Audiovisual creation and preservation: part 2

Paul Heslin, Digital Collection Infrastructure Support Officer/Film Preservation Officer at the National Film and Sound Archive of Australia (NFSA) has generously contributed the following blog post. Introduction by Cambridge Policy and Planning Fellow, Somaya.

Introduction

As Digital Preservation is such a wide-ranging field, people working in this field can’t be an absolute expert on absolutely everything. It’s important to have areas of expertise and to connect and collaborate with others who can share their knowledge and experience.

While I have a background in audio, broadcast radio, multimedia and some video editing, moving image preservation is not my area of speciality. It is for this reason I invited Paul Heslin to compose a follow-up to my Audiovisual creation and preservation blog post. Paul Heslin is a Digital Archivist at the NFSA, currently preoccupied with migrating the digital collection to a new generation of LTO tapes.

***

:: Problem 1 ::
In the records, change every "dry-adiabat-line" to "dry-adiabat-curve" and give back only the lines from the one with "y-tick-label: 700 — [55, 531, 82, 547]" up to and including the one with "x-axis-ticks: −40 −30", with everything else unchanged.

[Rows from a layout dataset]
***

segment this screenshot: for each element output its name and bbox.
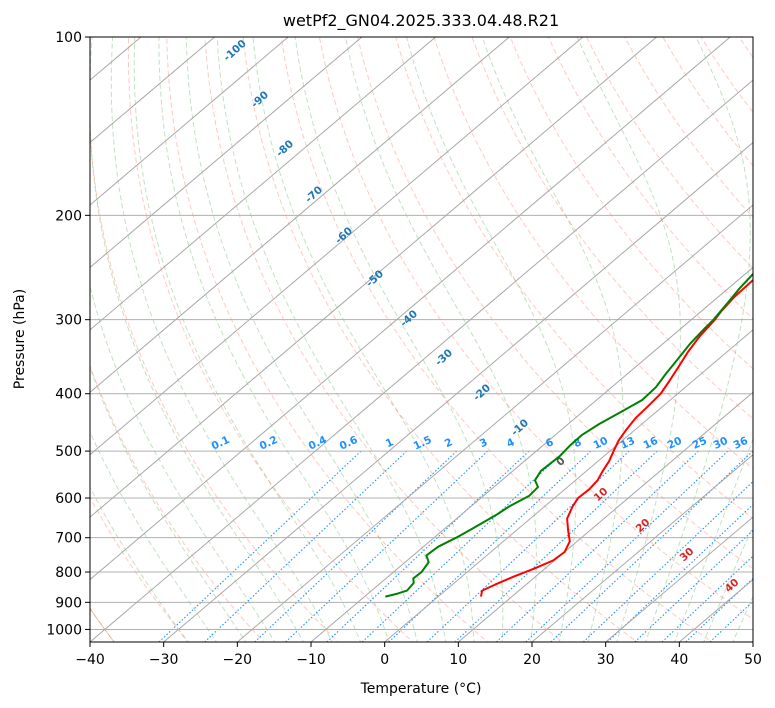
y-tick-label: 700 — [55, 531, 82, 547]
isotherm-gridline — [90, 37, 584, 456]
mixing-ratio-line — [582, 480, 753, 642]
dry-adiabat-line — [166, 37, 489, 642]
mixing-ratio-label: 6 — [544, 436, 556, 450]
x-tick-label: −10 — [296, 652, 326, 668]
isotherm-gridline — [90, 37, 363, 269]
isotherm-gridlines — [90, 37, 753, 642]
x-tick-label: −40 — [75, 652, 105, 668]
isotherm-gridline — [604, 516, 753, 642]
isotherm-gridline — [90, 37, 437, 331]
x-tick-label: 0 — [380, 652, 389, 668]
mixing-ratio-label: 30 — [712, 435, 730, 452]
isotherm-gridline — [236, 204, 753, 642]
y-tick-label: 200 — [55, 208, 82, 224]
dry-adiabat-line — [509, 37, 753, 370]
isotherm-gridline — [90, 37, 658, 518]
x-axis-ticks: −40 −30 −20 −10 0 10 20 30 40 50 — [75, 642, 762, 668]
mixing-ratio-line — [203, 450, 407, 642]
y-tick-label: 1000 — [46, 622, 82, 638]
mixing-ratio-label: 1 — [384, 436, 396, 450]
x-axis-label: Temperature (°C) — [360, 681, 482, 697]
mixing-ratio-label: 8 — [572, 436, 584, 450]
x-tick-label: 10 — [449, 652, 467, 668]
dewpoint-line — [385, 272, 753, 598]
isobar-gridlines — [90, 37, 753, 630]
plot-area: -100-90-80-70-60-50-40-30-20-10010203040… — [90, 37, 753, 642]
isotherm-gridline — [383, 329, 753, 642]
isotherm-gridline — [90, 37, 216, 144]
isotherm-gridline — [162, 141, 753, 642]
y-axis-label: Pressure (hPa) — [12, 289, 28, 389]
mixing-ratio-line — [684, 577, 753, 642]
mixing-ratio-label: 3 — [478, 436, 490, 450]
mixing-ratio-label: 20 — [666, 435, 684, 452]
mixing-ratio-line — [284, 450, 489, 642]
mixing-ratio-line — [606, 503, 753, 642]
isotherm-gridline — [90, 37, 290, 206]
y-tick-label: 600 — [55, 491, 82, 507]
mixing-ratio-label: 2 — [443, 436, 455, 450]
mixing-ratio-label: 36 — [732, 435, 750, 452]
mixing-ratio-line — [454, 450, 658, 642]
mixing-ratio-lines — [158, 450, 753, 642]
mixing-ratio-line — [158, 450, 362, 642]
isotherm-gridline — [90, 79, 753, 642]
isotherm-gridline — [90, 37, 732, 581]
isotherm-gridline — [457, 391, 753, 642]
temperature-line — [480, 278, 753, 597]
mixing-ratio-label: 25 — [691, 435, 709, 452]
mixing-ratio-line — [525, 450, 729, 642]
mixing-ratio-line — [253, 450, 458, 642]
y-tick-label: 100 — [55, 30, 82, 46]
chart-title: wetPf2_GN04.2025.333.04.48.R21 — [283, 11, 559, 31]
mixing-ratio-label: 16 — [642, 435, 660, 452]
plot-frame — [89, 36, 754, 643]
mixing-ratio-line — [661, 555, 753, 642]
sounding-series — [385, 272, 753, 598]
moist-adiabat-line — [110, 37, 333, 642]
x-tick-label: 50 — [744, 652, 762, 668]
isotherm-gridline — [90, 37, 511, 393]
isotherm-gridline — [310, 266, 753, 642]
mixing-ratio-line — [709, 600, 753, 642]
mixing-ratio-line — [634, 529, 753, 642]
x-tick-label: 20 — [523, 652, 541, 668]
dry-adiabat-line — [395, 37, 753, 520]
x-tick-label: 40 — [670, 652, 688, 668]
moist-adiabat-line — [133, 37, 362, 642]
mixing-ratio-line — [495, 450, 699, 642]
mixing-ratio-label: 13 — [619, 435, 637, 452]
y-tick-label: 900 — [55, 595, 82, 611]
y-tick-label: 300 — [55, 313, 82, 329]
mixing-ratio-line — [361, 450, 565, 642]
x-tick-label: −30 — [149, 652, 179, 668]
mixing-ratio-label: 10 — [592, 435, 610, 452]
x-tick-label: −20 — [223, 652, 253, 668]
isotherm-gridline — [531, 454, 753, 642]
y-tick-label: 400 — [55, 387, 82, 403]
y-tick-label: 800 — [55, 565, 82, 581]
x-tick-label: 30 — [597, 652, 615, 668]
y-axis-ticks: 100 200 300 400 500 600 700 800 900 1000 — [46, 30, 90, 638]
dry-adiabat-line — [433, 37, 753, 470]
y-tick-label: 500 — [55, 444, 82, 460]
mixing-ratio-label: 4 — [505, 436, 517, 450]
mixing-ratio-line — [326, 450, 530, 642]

***

:: Problem 2 ::
List each area the preservation blog post's introduction names as part of its writer's background.

:: Response 1 ::
y-tick-label: 700 — [55, 531, 82, 547]
isotherm-gridline — [90, 37, 584, 456]
mixing-ratio-line — [582, 480, 753, 642]
dry-adiabat-curve — [166, 37, 489, 642]
mixing-ratio-label: 6 — [544, 436, 556, 450]
x-tick-label: −10 — [296, 652, 326, 668]
isotherm-gridline — [90, 37, 363, 269]
isotherm-gridlines — [90, 37, 753, 642]
x-tick-label: −40 — [75, 652, 105, 668]
isotherm-gridline — [604, 516, 753, 642]
isotherm-gridline — [90, 37, 437, 331]
x-tick-label: 0 — [380, 652, 389, 668]
mixing-ratio-label: 30 — [712, 435, 730, 452]
isotherm-gridline — [236, 204, 753, 642]
y-tick-label: 200 — [55, 208, 82, 224]
dry-adiabat-curve — [509, 37, 753, 370]
isotherm-gridline — [90, 37, 658, 518]
x-axis-ticks: −40 −30 −20 −10 0 10 20 30 40 50 — [75, 642, 762, 668]

:: Response 2 ::
- audio
- broadcast radio
- multimedia
- some video editing